>> START Data

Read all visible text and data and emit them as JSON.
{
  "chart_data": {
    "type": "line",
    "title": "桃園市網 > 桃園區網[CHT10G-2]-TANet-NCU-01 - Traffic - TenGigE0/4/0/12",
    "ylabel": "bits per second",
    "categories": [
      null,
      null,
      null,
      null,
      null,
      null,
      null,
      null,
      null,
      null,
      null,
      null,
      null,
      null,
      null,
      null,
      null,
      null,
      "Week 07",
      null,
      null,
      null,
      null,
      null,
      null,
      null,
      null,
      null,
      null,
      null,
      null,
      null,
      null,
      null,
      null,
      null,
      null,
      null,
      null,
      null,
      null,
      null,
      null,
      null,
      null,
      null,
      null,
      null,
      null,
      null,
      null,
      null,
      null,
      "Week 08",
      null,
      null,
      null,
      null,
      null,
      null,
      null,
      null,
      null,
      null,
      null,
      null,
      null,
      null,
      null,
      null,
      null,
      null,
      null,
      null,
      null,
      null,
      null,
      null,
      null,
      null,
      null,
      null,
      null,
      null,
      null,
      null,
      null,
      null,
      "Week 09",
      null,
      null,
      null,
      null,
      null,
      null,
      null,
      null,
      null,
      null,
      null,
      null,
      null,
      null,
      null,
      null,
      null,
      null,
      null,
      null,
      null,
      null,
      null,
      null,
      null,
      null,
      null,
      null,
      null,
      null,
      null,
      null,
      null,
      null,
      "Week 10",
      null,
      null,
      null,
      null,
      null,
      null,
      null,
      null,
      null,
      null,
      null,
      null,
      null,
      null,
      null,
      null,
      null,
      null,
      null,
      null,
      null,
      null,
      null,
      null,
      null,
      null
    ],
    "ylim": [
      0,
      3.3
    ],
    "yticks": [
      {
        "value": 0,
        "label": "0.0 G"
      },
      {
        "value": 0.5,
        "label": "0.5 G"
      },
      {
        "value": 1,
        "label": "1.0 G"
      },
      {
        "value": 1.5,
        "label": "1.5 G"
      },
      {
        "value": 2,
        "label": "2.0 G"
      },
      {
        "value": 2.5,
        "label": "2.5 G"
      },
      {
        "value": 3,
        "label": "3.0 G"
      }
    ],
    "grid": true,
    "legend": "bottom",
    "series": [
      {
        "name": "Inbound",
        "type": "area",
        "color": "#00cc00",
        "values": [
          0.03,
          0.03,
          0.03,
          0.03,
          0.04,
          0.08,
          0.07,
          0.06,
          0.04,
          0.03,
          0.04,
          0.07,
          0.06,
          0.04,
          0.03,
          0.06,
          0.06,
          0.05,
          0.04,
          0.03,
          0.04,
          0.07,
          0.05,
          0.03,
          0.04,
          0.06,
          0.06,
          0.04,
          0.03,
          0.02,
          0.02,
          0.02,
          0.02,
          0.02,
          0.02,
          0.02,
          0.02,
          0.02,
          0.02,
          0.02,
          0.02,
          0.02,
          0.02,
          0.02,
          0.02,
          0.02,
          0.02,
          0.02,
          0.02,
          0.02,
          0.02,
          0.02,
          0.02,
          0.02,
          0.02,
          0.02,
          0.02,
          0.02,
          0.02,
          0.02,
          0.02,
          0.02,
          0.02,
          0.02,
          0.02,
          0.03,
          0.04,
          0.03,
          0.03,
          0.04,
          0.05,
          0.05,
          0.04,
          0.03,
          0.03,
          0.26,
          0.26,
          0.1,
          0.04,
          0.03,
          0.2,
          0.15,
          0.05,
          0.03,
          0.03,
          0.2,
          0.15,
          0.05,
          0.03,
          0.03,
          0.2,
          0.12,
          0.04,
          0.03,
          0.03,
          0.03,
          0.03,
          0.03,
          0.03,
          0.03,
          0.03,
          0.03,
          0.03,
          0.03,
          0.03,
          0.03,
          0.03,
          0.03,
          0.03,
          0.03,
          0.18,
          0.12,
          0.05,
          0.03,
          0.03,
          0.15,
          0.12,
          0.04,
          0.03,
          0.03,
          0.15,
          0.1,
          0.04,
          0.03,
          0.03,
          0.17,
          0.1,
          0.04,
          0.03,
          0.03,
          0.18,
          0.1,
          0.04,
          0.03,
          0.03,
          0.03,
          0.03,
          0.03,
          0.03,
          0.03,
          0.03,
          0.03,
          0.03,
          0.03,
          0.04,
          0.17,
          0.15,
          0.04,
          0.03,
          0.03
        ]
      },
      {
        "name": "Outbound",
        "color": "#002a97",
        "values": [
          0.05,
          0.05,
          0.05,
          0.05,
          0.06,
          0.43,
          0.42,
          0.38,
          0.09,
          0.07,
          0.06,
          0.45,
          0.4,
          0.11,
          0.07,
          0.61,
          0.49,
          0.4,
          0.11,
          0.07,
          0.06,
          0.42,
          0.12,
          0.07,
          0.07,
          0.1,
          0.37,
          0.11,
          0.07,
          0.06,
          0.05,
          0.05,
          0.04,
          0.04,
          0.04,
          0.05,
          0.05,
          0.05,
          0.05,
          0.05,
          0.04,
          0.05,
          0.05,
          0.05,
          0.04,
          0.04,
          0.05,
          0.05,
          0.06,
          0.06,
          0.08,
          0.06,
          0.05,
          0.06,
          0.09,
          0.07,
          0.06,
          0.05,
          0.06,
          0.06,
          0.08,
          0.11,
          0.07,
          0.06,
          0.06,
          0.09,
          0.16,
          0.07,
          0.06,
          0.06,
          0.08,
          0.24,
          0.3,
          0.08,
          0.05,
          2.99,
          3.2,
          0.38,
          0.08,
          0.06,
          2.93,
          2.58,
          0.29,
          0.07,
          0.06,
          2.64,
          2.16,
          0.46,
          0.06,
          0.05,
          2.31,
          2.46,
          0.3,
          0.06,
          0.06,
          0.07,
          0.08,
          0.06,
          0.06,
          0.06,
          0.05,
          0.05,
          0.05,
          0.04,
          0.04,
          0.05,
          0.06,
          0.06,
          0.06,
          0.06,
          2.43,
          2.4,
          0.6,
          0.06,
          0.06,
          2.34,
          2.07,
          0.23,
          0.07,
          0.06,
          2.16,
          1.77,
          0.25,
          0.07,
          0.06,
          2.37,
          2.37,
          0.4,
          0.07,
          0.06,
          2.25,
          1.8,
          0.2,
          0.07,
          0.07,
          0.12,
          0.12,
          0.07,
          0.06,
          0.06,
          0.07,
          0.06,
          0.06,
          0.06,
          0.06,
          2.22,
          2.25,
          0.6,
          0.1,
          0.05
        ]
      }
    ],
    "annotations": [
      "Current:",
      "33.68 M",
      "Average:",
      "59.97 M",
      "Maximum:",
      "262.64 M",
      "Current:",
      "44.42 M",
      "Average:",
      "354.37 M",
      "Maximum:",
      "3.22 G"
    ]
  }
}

>> END Data

| Direction |
Give the entries again in full, exactly as they are written.

| Final answer |
Read all visible text and data and emit them as JSON.
{
  "chart_data": {
    "type": "line",
    "title": "桃園市網 > 桃園區網[CHT10G-2]-TANet-NCU-01 - Traffic - TenGigE0/4/0/12",
    "ylabel": "bits per second",
    "categories": [
      null,
      null,
      null,
      null,
      null,
      null,
      null,
      null,
      null,
      null,
      null,
      null,
      null,
      null,
      null,
      null,
      null,
      null,
      "Week 07",
      null,
      null,
      null,
      null,
      null,
      null,
      null,
      null,
      null,
      null,
      null,
      null,
      null,
      null,
      null,
      null,
      null,
      null,
      null,
      null,
      null,
      null,
      null,
      null,
      null,
      null,
      null,
      null,
      null,
      null,
      null,
      null,
      null,
      null,
      "Week 08",
      null,
      null,
      null,
      null,
      null,
      null,
      null,
      null,
      null,
      null,
      null,
      null,
      null,
      null,
      null,
      null,
      null,
      null,
      null,
      null,
      null,
      null,
      null,
      null,
      null,
      null,
      null,
      null,
      null,
      null,
      null,
      null,
      null,
      null,
      "Week 09",
      null,
      null,
      null,
      null,
      null,
      null,
      null,
      null,
      null,
      null,
      null,
      null,
      null,
      null,
      null,
      null,
      null,
      null,
      null,
      null,
      null,
      null,
      null,
      null,
      null,
      null,
      null,
      null,
      null,
      null,
      null,
      null,
      null,
      null,
      "Week 10",
      null,
      null,
      null,
      null,
      null,
      null,
      null,
      null,
      null,
      null,
      null,
      null,
      null,
      null,
      null,
      null,
      null,
      null,
      null,
      null,
      null,
      null,
      null,
      null,
      null,
      null
    ],
    "ylim": [
      0,
      3.3
    ],
    "yticks": [
      {
        "value": 0,
        "label": "0.0 G"
      },
      {
        "value": 0.5,
        "label": "0.5 G"
      },
      {
        "value": 1,
        "label": "1.0 G"
      },
      {
        "value": 1.5,
        "label": "1.5 G"
      },
      {
        "value": 2,
        "label": "2.0 G"
      },
      {
        "value": 2.5,
        "label": "2.5 G"
      },
      {
        "value": 3,
        "label": "3.0 G"
      }
    ],
    "grid": true,
    "legend": "bottom",
    "series": [
      {
        "name": "Inbound",
        "type": "area",
        "color": "#00cc00",
        "values": [
          0.03,
          0.03,
          0.03,
          0.03,
          0.04,
          0.08,
          0.07,
          0.06,
          0.04,
          0.03,
          0.04,
          0.07,
          0.06,
          0.04,
          0.03,
          0.06,
          0.06,
          0.05,
          0.04,
          0.03,
          0.04,
          0.07,
          0.05,
          0.03,
          0.04,
          0.06,
          0.06,
          0.04,
          0.03,
          0.02,
          0.02,
          0.02,
          0.02,
          0.02,
          0.02,
          0.02,
          0.02,
          0.02,
          0.02,
          0.02,
          0.02,
          0.02,
          0.02,
          0.02,
          0.02,
          0.02,
          0.02,
          0.02,
          0.02,
          0.02,
          0.02,
          0.02,
          0.02,
          0.02,
          0.02,
          0.02,
          0.02,
          0.02,
          0.02,
          0.02,
          0.02,
          0.02,
          0.02,
          0.02,
          0.02,
          0.03,
          0.04,
          0.03,
          0.03,
          0.04,
          0.05,
          0.05,
          0.04,
          0.03,
          0.03,
          0.26,
          0.26,
          0.1,
          0.04,
          0.03,
          0.2,
          0.15,
          0.05,
          0.03,
          0.03,
          0.2,
          0.15,
          0.05,
          0.03,
          0.03,
          0.2,
          0.12,
          0.04,
          0.03,
          0.03,
          0.03,
          0.03,
          0.03,
          0.03,
          0.03,
          0.03,
          0.03,
          0.03,
          0.03,
          0.03,
          0.03,
          0.03,
          0.03,
          0.03,
          0.03,
          0.18,
          0.12,
          0.05,
          0.03,
          0.03,
          0.15,
          0.12,
          0.04,
          0.03,
          0.03,
          0.15,
          0.1,
          0.04,
          0.03,
          0.03,
          0.17,
          0.1,
          0.04,
          0.03,
          0.03,
          0.18,
          0.1,
          0.04,
          0.03,
          0.03,
          0.03,
          0.03,
          0.03,
          0.03,
          0.03,
          0.03,
          0.03,
          0.03,
          0.03,
          0.04,
          0.17,
          0.15,
          0.04,
          0.03,
          0.03
        ]
      },
      {
        "name": "Outbound",
        "color": "#002a97",
        "values": [
          0.05,
          0.05,
          0.05,
          0.05,
          0.06,
          0.43,
          0.42,
          0.38,
          0.09,
          0.07,
          0.06,
          0.45,
          0.4,
          0.11,
          0.07,
          0.61,
          0.49,
          0.4,
          0.11,
          0.07,
          0.06,
          0.42,
          0.12,
          0.07,
          0.07,
          0.1,
          0.37,
          0.11,
          0.07,
          0.06,
          0.05,
          0.05,
          0.04,
          0.04,
          0.04,
          0.05,
          0.05,
          0.05,
          0.05,
          0.05,
          0.04,
          0.05,
          0.05,
          0.05,
          0.04,
          0.04,
          0.05,
          0.05,
          0.06,
          0.06,
          0.08,
          0.06,
          0.05,
          0.06,
          0.09,
          0.07,
          0.06,
          0.05,
          0.06,
          0.06,
          0.08,
          0.11,
          0.07,
          0.06,
          0.06,
          0.09,
          0.16,
          0.07,
          0.06,
          0.06,
          0.08,
          0.24,
          0.3,
          0.08,
          0.05,
          2.99,
          3.2,
          0.38,
          0.08,
          0.06,
          2.93,
          2.58,
          0.29,
          0.07,
          0.06,
          2.64,
          2.16,
          0.46,
          0.06,
          0.05,
          2.31,
          2.46,
          0.3,
          0.06,
          0.06,
          0.07,
          0.08,
          0.06,
          0.06,
          0.06,
          0.05,
          0.05,
          0.05,
          0.04,
          0.04,
          0.05,
          0.06,
          0.06,
          0.06,
          0.06,
          2.43,
          2.4,
          0.6,
          0.06,
          0.06,
          2.34,
          2.07,
          0.23,
          0.07,
          0.06,
          2.16,
          1.77,
          0.25,
          0.07,
          0.06,
          2.37,
          2.37,
          0.4,
          0.07,
          0.06,
          2.25,
          1.8,
          0.2,
          0.07,
          0.07,
          0.12,
          0.12,
          0.07,
          0.06,
          0.06,
          0.07,
          0.06,
          0.06,
          0.06,
          0.06,
          2.22,
          2.25,
          0.6,
          0.1,
          0.05
        ]
      }
    ],
    "annotations": [
      "Current:",
      "33.68 M",
      "Average:",
      "59.97 M",
      "Maximum:",
      "262.64 M",
      "Current:",
      "44.42 M",
      "Average:",
      "354.37 M",
      "Maximum:",
      "3.22 G"
    ]
  }
}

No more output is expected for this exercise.